TO BE DONE
Count the lines in the records below that contain the word "main", and reply with only that number.

(Dataset rows about figures)
/---
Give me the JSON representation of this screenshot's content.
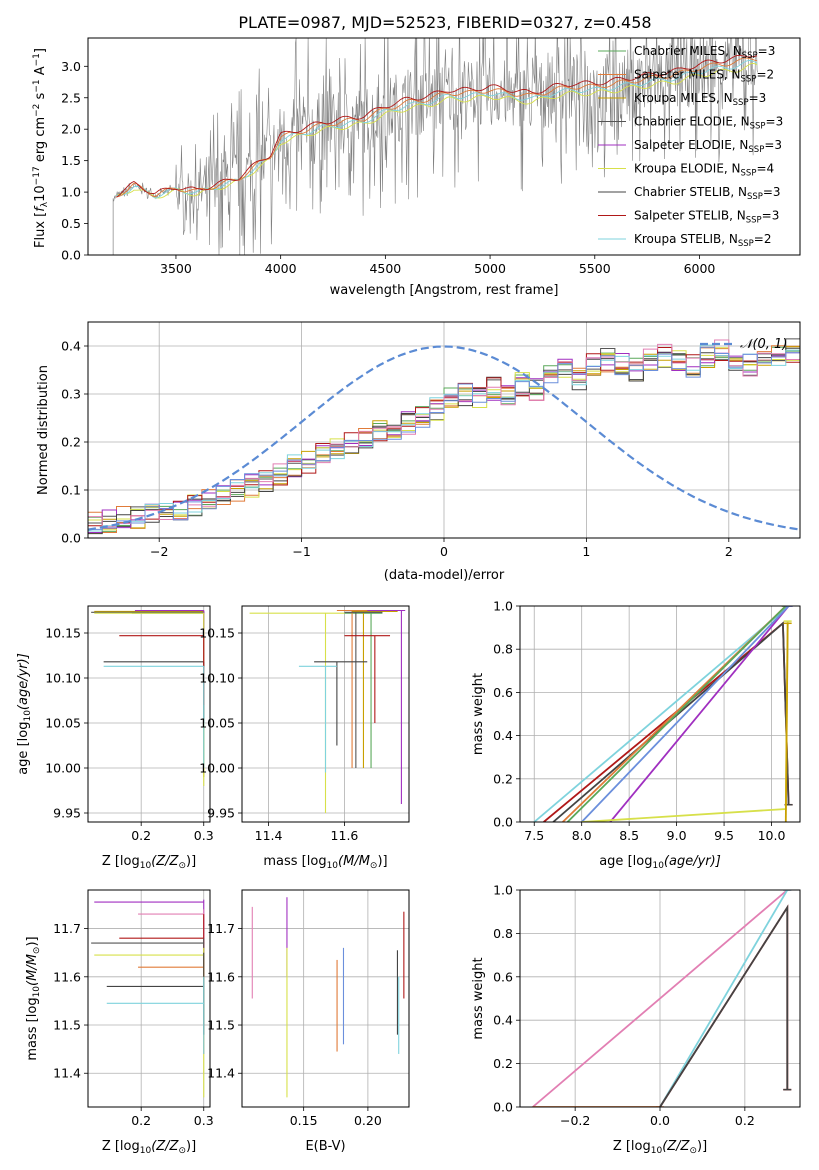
{
  "title": "PLATE=0987, MJD=52523, FIBERID=0327, z=0.458",
  "colors": {
    "Chabrier MILES": "#5aa85a",
    "Salpeter MILES": "#e07b39",
    "Kroupa MILES": "#c8a000",
    "Chabrier ELODIE": "#555555",
    "Salpeter ELODIE": "#a02fc0",
    "Kroupa ELODIE": "#d7e04a",
    "Chabrier STELIB": "#444444",
    "Salpeter STELIB": "#b01818",
    "Kroupa STELIB": "#7fd3dd",
    "data": "#808080",
    "normal": "#5b8bd4",
    "pink": "#e27fb3",
    "blue": "#6b8fdc"
  },
  "chart_data": [
    {
      "id": "spectrum",
      "type": "line",
      "ylabel": "Flux [f_λ10^-17 erg cm^-2 s^-1 A^-1]",
      "xlabel": "wavelength [Angstrom, rest frame]",
      "xlim": [
        3080,
        6480
      ],
      "ylim": [
        0,
        3.45
      ],
      "xticks": [
        3500,
        4000,
        4500,
        5000,
        5500,
        6000
      ],
      "yticks": [
        0.0,
        0.5,
        1.0,
        1.5,
        2.0,
        2.5,
        3.0
      ],
      "grid": false,
      "legend_position": "top-right",
      "legend": [
        {
          "label": "Chabrier MILES, N_SSP=3",
          "main": "Chabrier MILES, N",
          "sub": "SSP",
          "tail": "=3",
          "key": "Chabrier MILES"
        },
        {
          "label": "Salpeter MILES, N_SSP=2",
          "main": "Salpeter MILES, N",
          "sub": "SSP",
          "tail": "=2",
          "key": "Salpeter MILES"
        },
        {
          "label": "Kroupa MILES, N_SSP=3",
          "main": "Kroupa MILES, N",
          "sub": "SSP",
          "tail": "=3",
          "key": "Kroupa MILES"
        },
        {
          "label": "Chabrier ELODIE, N_SSP=3",
          "main": "Chabrier ELODIE, N",
          "sub": "SSP",
          "tail": "=3",
          "key": "Chabrier ELODIE"
        },
        {
          "label": "Salpeter ELODIE, N_SSP=3",
          "main": "Salpeter ELODIE, N",
          "sub": "SSP",
          "tail": "=3",
          "key": "Salpeter ELODIE"
        },
        {
          "label": "Kroupa ELODIE, N_SSP=4",
          "main": "Kroupa ELODIE, N",
          "sub": "SSP",
          "tail": "=4",
          "key": "Kroupa ELODIE"
        },
        {
          "label": "Chabrier STELIB, N_SSP=3",
          "main": "Chabrier STELIB, N",
          "sub": "SSP",
          "tail": "=3",
          "key": "Chabrier STELIB"
        },
        {
          "label": "Salpeter STELIB, N_SSP=3",
          "main": "Salpeter STELIB, N",
          "sub": "SSP",
          "tail": "=3",
          "key": "Salpeter STELIB"
        },
        {
          "label": "Kroupa STELIB, N_SSP=2",
          "main": "Kroupa STELIB, N",
          "sub": "SSP",
          "tail": "=2",
          "key": "Kroupa STELIB"
        }
      ],
      "continuum": [
        [
          3200,
          0.9
        ],
        [
          3300,
          1.1
        ],
        [
          3400,
          0.95
        ],
        [
          3500,
          1.05
        ],
        [
          3600,
          1.0
        ],
        [
          3700,
          1.1
        ],
        [
          3800,
          1.2
        ],
        [
          3900,
          1.45
        ],
        [
          3950,
          1.55
        ],
        [
          4000,
          1.85
        ],
        [
          4100,
          1.95
        ],
        [
          4200,
          2.05
        ],
        [
          4300,
          2.1
        ],
        [
          4400,
          2.15
        ],
        [
          4500,
          2.3
        ],
        [
          4600,
          2.4
        ],
        [
          4700,
          2.45
        ],
        [
          4800,
          2.55
        ],
        [
          4900,
          2.55
        ],
        [
          5000,
          2.6
        ],
        [
          5100,
          2.55
        ],
        [
          5200,
          2.5
        ],
        [
          5300,
          2.6
        ],
        [
          5400,
          2.65
        ],
        [
          5500,
          2.65
        ],
        [
          5600,
          2.7
        ],
        [
          5700,
          2.75
        ],
        [
          5800,
          2.8
        ],
        [
          5900,
          2.85
        ],
        [
          6000,
          2.95
        ],
        [
          6100,
          3.0
        ],
        [
          6200,
          3.05
        ],
        [
          6250,
          3.1
        ]
      ]
    },
    {
      "id": "residuals",
      "type": "histogram",
      "ylabel": "Normed distribution",
      "xlabel": "(data-model)/error",
      "xlim": [
        -2.5,
        2.5
      ],
      "ylim": [
        0,
        0.45
      ],
      "xticks": [
        -2,
        -1,
        0,
        1,
        2
      ],
      "yticks": [
        0.0,
        0.1,
        0.2,
        0.3,
        0.4
      ],
      "grid": true,
      "legend": [
        {
          "label": "N(0,1)",
          "key": "normal"
        }
      ],
      "bin_width": 0.1,
      "mean_hist": [
        0.03,
        0.035,
        0.045,
        0.04,
        0.05,
        0.055,
        0.06,
        0.07,
        0.085,
        0.09,
        0.1,
        0.11,
        0.12,
        0.13,
        0.15,
        0.16,
        0.18,
        0.19,
        0.2,
        0.21,
        0.22,
        0.23,
        0.24,
        0.25,
        0.27,
        0.29,
        0.3,
        0.29,
        0.31,
        0.3,
        0.32,
        0.31,
        0.34,
        0.35,
        0.33,
        0.36,
        0.37,
        0.36,
        0.35,
        0.37,
        0.38,
        0.37,
        0.36,
        0.38,
        0.39,
        0.37,
        0.36,
        0.37,
        0.38,
        0.39,
        0.38,
        0.37,
        0.36,
        0.35,
        0.34,
        0.33,
        0.34,
        0.32,
        0.31,
        0.3,
        0.31,
        0.29,
        0.27,
        0.28,
        0.26,
        0.25,
        0.24,
        0.23,
        0.22,
        0.21,
        0.2,
        0.19,
        0.18,
        0.17,
        0.16,
        0.15,
        0.14,
        0.13,
        0.12,
        0.11,
        0.11,
        0.1,
        0.1,
        0.09,
        0.09,
        0.08,
        0.08,
        0.08,
        0.075,
        0.07,
        0.07,
        0.065,
        0.06,
        0.06,
        0.055,
        0.05,
        0.05,
        0.045,
        0.04,
        0.04
      ]
    },
    {
      "id": "age-vs-z",
      "type": "errorbar",
      "xlabel": "Z [log10(Z/Z⊙)]",
      "ylabel": "age [log10(age/yr)]",
      "xlim": [
        0.115,
        0.31
      ],
      "ylim": [
        9.94,
        10.18
      ],
      "xticks": [
        0.2,
        0.3
      ],
      "yticks": [
        9.95,
        10.0,
        10.05,
        10.1,
        10.15
      ],
      "grid": true,
      "points": [
        {
          "key": "Chabrier MILES",
          "x": 0.3,
          "y": 10.172,
          "xerr": [
            0.185,
            0.3
          ],
          "yerr": [
            10.12,
            10.172
          ]
        },
        {
          "key": "Salpeter MILES",
          "x": 0.3,
          "y": 10.175,
          "xerr": [
            0.195,
            0.3
          ],
          "yerr": [
            10.11,
            10.175
          ]
        },
        {
          "key": "Kroupa MILES",
          "x": 0.3,
          "y": 10.174,
          "xerr": [
            0.125,
            0.3
          ],
          "yerr": [
            9.99,
            10.174
          ]
        },
        {
          "key": "Chabrier ELODIE",
          "x": 0.3,
          "y": 10.173,
          "xerr": [
            0.12,
            0.3
          ],
          "yerr": [
            10.0,
            10.173
          ]
        },
        {
          "key": "Salpeter ELODIE",
          "x": 0.3,
          "y": 10.175,
          "xerr": [
            0.19,
            0.3
          ],
          "yerr": [
            10.05,
            10.175
          ]
        },
        {
          "key": "Kroupa ELODIE",
          "x": 0.3,
          "y": 10.172,
          "xerr": [
            0.125,
            0.3
          ],
          "yerr": [
            9.98,
            10.172
          ]
        },
        {
          "key": "Chabrier STELIB",
          "x": 0.3,
          "y": 10.118,
          "xerr": [
            0.14,
            0.3
          ],
          "yerr": [
            10.05,
            10.118
          ]
        },
        {
          "key": "Salpeter STELIB",
          "x": 0.3,
          "y": 10.147,
          "xerr": [
            0.165,
            0.3
          ],
          "yerr": [
            10.07,
            10.147
          ]
        },
        {
          "key": "Kroupa STELIB",
          "x": 0.3,
          "y": 10.113,
          "xerr": [
            0.14,
            0.3
          ],
          "yerr": [
            10.0,
            10.113
          ]
        }
      ]
    },
    {
      "id": "age-vs-mass",
      "type": "errorbar",
      "xlabel": "mass [log10(M/M⊙)]",
      "ylabel": "",
      "xlim": [
        11.33,
        11.77
      ],
      "ylim": [
        9.94,
        10.18
      ],
      "xticks": [
        11.4,
        11.6
      ],
      "yticks": [
        9.95,
        10.0,
        10.05,
        10.1,
        10.15
      ],
      "grid": true,
      "points": [
        {
          "key": "Chabrier MILES",
          "x": 11.67,
          "y": 10.172,
          "xerr": [
            11.6,
            11.7
          ],
          "yerr": [
            10.0,
            10.172
          ]
        },
        {
          "key": "Salpeter MILES",
          "x": 11.62,
          "y": 10.175,
          "xerr": [
            11.58,
            11.68
          ],
          "yerr": [
            10.0,
            10.175
          ]
        },
        {
          "key": "Kroupa MILES",
          "x": 11.65,
          "y": 10.174,
          "xerr": [
            11.62,
            11.74
          ],
          "yerr": [
            10.0,
            10.174
          ]
        },
        {
          "key": "Chabrier ELODIE",
          "x": 11.63,
          "y": 10.173,
          "xerr": [
            11.6,
            11.7
          ],
          "yerr": [
            10.0,
            10.173
          ]
        },
        {
          "key": "Salpeter ELODIE",
          "x": 11.75,
          "y": 10.175,
          "xerr": [
            11.66,
            11.76
          ],
          "yerr": [
            9.96,
            10.175
          ]
        },
        {
          "key": "Kroupa ELODIE",
          "x": 11.55,
          "y": 10.172,
          "xerr": [
            11.35,
            11.6
          ],
          "yerr": [
            9.95,
            10.172
          ]
        },
        {
          "key": "Chabrier STELIB",
          "x": 11.58,
          "y": 10.118,
          "xerr": [
            11.52,
            11.66
          ],
          "yerr": [
            10.025,
            10.118
          ]
        },
        {
          "key": "Salpeter STELIB",
          "x": 11.68,
          "y": 10.147,
          "xerr": [
            11.6,
            11.72
          ],
          "yerr": [
            10.05,
            10.147
          ]
        },
        {
          "key": "Kroupa STELIB",
          "x": 11.55,
          "y": 10.113,
          "xerr": [
            11.48,
            11.58
          ],
          "yerr": [
            9.995,
            10.113
          ]
        }
      ]
    },
    {
      "id": "weight-vs-age",
      "type": "line",
      "xlabel": "age [log10(age/yr)]",
      "ylabel": "mass weight",
      "xlim": [
        7.35,
        10.3
      ],
      "ylim": [
        0,
        1.0
      ],
      "xticks": [
        7.5,
        8.0,
        8.5,
        9.0,
        9.5,
        10.0
      ],
      "yticks": [
        0.0,
        0.2,
        0.4,
        0.6,
        0.8,
        1.0
      ],
      "grid": true,
      "series": [
        {
          "key": "Kroupa STELIB",
          "x": [
            7.5,
            10.18
          ],
          "y": [
            0.0,
            1.0
          ]
        },
        {
          "key": "Salpeter STELIB",
          "x": [
            7.6,
            10.12,
            10.18
          ],
          "y": [
            0.0,
            0.92,
            0.08
          ]
        },
        {
          "key": "Chabrier STELIB",
          "x": [
            7.7,
            10.12,
            10.18
          ],
          "y": [
            0.0,
            0.92,
            0.08
          ]
        },
        {
          "key": "Salpeter MILES",
          "x": [
            7.8,
            10.15
          ],
          "y": [
            0.0,
            1.0
          ]
        },
        {
          "key": "Chabrier MILES",
          "x": [
            7.85,
            10.15
          ],
          "y": [
            0.0,
            1.0
          ]
        },
        {
          "key": "Salpeter ELODIE",
          "x": [
            8.3,
            10.18
          ],
          "y": [
            0.0,
            1.0
          ]
        },
        {
          "key": "blue",
          "x": [
            8.0,
            10.18
          ],
          "y": [
            0.0,
            1.0
          ]
        },
        {
          "key": "Kroupa ELODIE",
          "x": [
            8.0,
            10.15,
            10.17
          ],
          "y": [
            0.0,
            0.06,
            0.93
          ]
        },
        {
          "key": "Kroupa MILES",
          "x": [
            10.15,
            10.17
          ],
          "y": [
            0.0,
            0.92
          ]
        }
      ]
    },
    {
      "id": "mass-vs-z",
      "type": "errorbar",
      "xlabel": "Z [log10(Z/Z⊙)]",
      "ylabel": "mass [log10(M/M⊙)]",
      "xlim": [
        0.115,
        0.31
      ],
      "ylim": [
        11.33,
        11.78
      ],
      "xticks": [
        0.2,
        0.3
      ],
      "yticks": [
        11.4,
        11.5,
        11.6,
        11.7
      ],
      "grid": true,
      "points": [
        {
          "key": "Salpeter ELODIE",
          "x": 0.3,
          "y": 11.755,
          "xerr": [
            0.125,
            0.3
          ],
          "yerr": [
            11.6,
            11.76
          ]
        },
        {
          "key": "pink",
          "x": 0.3,
          "y": 11.73,
          "xerr": [
            0.195,
            0.3
          ],
          "yerr": [
            11.55,
            11.74
          ]
        },
        {
          "key": "Salpeter STELIB",
          "x": 0.3,
          "y": 11.68,
          "xerr": [
            0.165,
            0.3
          ],
          "yerr": [
            11.55,
            11.73
          ]
        },
        {
          "key": "Chabrier ELODIE",
          "x": 0.3,
          "y": 11.67,
          "xerr": [
            0.12,
            0.3
          ],
          "yerr": [
            11.5,
            11.68
          ]
        },
        {
          "key": "Kroupa ELODIE",
          "x": 0.3,
          "y": 11.645,
          "xerr": [
            0.125,
            0.3
          ],
          "yerr": [
            11.35,
            11.66
          ]
        },
        {
          "key": "Salpeter MILES",
          "x": 0.3,
          "y": 11.62,
          "xerr": [
            0.195,
            0.3
          ],
          "yerr": [
            11.44,
            11.635
          ]
        },
        {
          "key": "Chabrier STELIB",
          "x": 0.3,
          "y": 11.58,
          "xerr": [
            0.145,
            0.3
          ],
          "yerr": [
            11.48,
            11.65
          ]
        },
        {
          "key": "Kroupa STELIB",
          "x": 0.3,
          "y": 11.545,
          "xerr": [
            0.145,
            0.3
          ],
          "yerr": [
            11.44,
            11.6
          ]
        }
      ]
    },
    {
      "id": "mass-vs-ebv",
      "type": "errorbar",
      "xlabel": "E(B-V)",
      "ylabel": "",
      "xlim": [
        0.102,
        0.232
      ],
      "ylim": [
        11.33,
        11.78
      ],
      "xticks": [
        0.15,
        0.2
      ],
      "yticks": [
        11.4,
        11.5,
        11.6,
        11.7
      ],
      "grid": true,
      "points": [
        {
          "key": "pink",
          "x": 0.11,
          "y": 11.65,
          "yerr": [
            11.555,
            11.745
          ]
        },
        {
          "key": "Salpeter ELODIE",
          "x": 0.137,
          "y": 11.7,
          "yerr": [
            11.6,
            11.765
          ]
        },
        {
          "key": "Kroupa ELODIE",
          "x": 0.137,
          "y": 11.6,
          "yerr": [
            11.35,
            11.66
          ]
        },
        {
          "key": "Salpeter MILES",
          "x": 0.176,
          "y": 11.54,
          "yerr": [
            11.445,
            11.635
          ]
        },
        {
          "key": "blue",
          "x": 0.181,
          "y": 11.56,
          "yerr": [
            11.46,
            11.66
          ]
        },
        {
          "key": "Chabrier STELIB",
          "x": 0.223,
          "y": 11.59,
          "yerr": [
            11.48,
            11.655
          ]
        },
        {
          "key": "Kroupa STELIB",
          "x": 0.224,
          "y": 11.5,
          "yerr": [
            11.44,
            11.6
          ]
        },
        {
          "key": "Salpeter STELIB",
          "x": 0.228,
          "y": 11.64,
          "yerr": [
            11.555,
            11.735
          ]
        }
      ]
    },
    {
      "id": "weight-vs-z",
      "type": "line",
      "xlabel": "Z [log10(Z/Z⊙)]",
      "ylabel": "mass weight",
      "xlim": [
        -0.33,
        0.33
      ],
      "ylim": [
        0,
        1.0
      ],
      "xticks": [
        -0.2,
        0.0,
        0.2
      ],
      "yticks": [
        0.0,
        0.2,
        0.4,
        0.6,
        0.8,
        1.0
      ],
      "grid": true,
      "series": [
        {
          "key": "pink",
          "x": [
            -0.3,
            0.3
          ],
          "y": [
            0.0,
            1.0
          ]
        },
        {
          "key": "Salpeter MILES",
          "x": [
            -0.3,
            0.0
          ],
          "y": [
            0.0,
            0.0
          ]
        },
        {
          "key": "Kroupa STELIB",
          "x": [
            0.0,
            0.3
          ],
          "y": [
            0.0,
            1.0
          ]
        },
        {
          "key": "Salpeter STELIB",
          "x": [
            0.0,
            0.3,
            0.3
          ],
          "y": [
            0.0,
            0.92,
            0.08
          ]
        },
        {
          "key": "Chabrier STELIB",
          "x": [
            0.0,
            0.3,
            0.3
          ],
          "y": [
            0.0,
            0.92,
            0.08
          ]
        }
      ]
    }
  ]
}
\---
OUTPUT BELOW
9